▶ TASK GOAL: Please write out the material that follows, exactly as it stands.

▶ MATERIAL PROVIDED:

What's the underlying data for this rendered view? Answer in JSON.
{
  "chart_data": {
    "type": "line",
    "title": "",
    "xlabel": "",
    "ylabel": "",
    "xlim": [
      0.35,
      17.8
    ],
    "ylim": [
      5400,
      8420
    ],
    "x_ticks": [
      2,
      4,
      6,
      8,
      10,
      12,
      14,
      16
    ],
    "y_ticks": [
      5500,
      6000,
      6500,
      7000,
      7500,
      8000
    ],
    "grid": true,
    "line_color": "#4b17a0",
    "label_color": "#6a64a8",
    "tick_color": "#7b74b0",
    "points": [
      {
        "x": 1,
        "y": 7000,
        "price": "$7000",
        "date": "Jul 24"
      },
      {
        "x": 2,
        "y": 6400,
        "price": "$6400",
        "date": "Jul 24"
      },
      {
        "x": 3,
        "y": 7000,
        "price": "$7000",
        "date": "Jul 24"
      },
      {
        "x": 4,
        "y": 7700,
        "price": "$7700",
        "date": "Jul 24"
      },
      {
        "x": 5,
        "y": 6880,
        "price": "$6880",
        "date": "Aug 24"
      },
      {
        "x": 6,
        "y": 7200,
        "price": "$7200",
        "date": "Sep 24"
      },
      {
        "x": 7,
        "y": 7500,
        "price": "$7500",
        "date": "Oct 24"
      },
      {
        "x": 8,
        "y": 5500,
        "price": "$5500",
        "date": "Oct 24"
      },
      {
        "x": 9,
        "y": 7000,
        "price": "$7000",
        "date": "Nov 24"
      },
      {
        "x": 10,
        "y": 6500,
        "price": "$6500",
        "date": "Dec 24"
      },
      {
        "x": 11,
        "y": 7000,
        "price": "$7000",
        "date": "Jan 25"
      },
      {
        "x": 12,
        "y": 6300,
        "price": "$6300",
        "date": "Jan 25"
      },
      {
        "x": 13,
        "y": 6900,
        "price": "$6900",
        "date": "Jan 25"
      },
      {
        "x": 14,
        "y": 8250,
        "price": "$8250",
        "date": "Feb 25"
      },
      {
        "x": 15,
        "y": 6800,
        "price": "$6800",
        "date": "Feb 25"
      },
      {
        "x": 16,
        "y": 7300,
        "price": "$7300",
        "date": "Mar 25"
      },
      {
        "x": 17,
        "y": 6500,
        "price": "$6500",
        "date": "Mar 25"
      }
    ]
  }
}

▶ THE ANSWER:
What's the underlying data for this rendered view? Answer in JSON.
{
  "chart_data": {
    "type": "line",
    "title": "",
    "xlabel": "",
    "ylabel": "",
    "xlim": [
      0.35,
      17.8
    ],
    "ylim": [
      5400,
      8420
    ],
    "x_ticks": [
      2,
      4,
      6,
      8,
      10,
      12,
      14,
      16
    ],
    "y_ticks": [
      5500,
      6000,
      6500,
      7000,
      7500,
      8000
    ],
    "grid": true,
    "line_color": "#4b17a0",
    "label_color": "#6a64a8",
    "tick_color": "#7b74b0",
    "points": [
      {
        "x": 1,
        "y": 7000,
        "price": "$7000",
        "date": "Jul 24"
      },
      {
        "x": 2,
        "y": 6400,
        "price": "$6400",
        "date": "Jul 24"
      },
      {
        "x": 3,
        "y": 7000,
        "price": "$7000",
        "date": "Jul 24"
      },
      {
        "x": 4,
        "y": 7700,
        "price": "$7700",
        "date": "Jul 24"
      },
      {
        "x": 5,
        "y": 6880,
        "price": "$6880",
        "date": "Aug 24"
      },
      {
        "x": 6,
        "y": 7200,
        "price": "$7200",
        "date": "Sep 24"
      },
      {
        "x": 7,
        "y": 7500,
        "price": "$7500",
        "date": "Oct 24"
      },
      {
        "x": 8,
        "y": 5500,
        "price": "$5500",
        "date": "Oct 24"
      },
      {
        "x": 9,
        "y": 7000,
        "price": "$7000",
        "date": "Nov 24"
      },
      {
        "x": 10,
        "y": 6500,
        "price": "$6500",
        "date": "Dec 24"
      },
      {
        "x": 11,
        "y": 7000,
        "price": "$7000",
        "date": "Jan 25"
      },
      {
        "x": 12,
        "y": 6300,
        "price": "$6300",
        "date": "Jan 25"
      },
      {
        "x": 13,
        "y": 6900,
        "price": "$6900",
        "date": "Jan 25"
      },
      {
        "x": 14,
        "y": 8250,
        "price": "$8250",
        "date": "Feb 25"
      },
      {
        "x": 15,
        "y": 6800,
        "price": "$6800",
        "date": "Feb 25"
      },
      {
        "x": 16,
        "y": 7300,
        "price": "$7300",
        "date": "Mar 25"
      },
      {
        "x": 17,
        "y": 6500,
        "price": "$6500",
        "date": "Mar 25"
      }
    ]
  }
}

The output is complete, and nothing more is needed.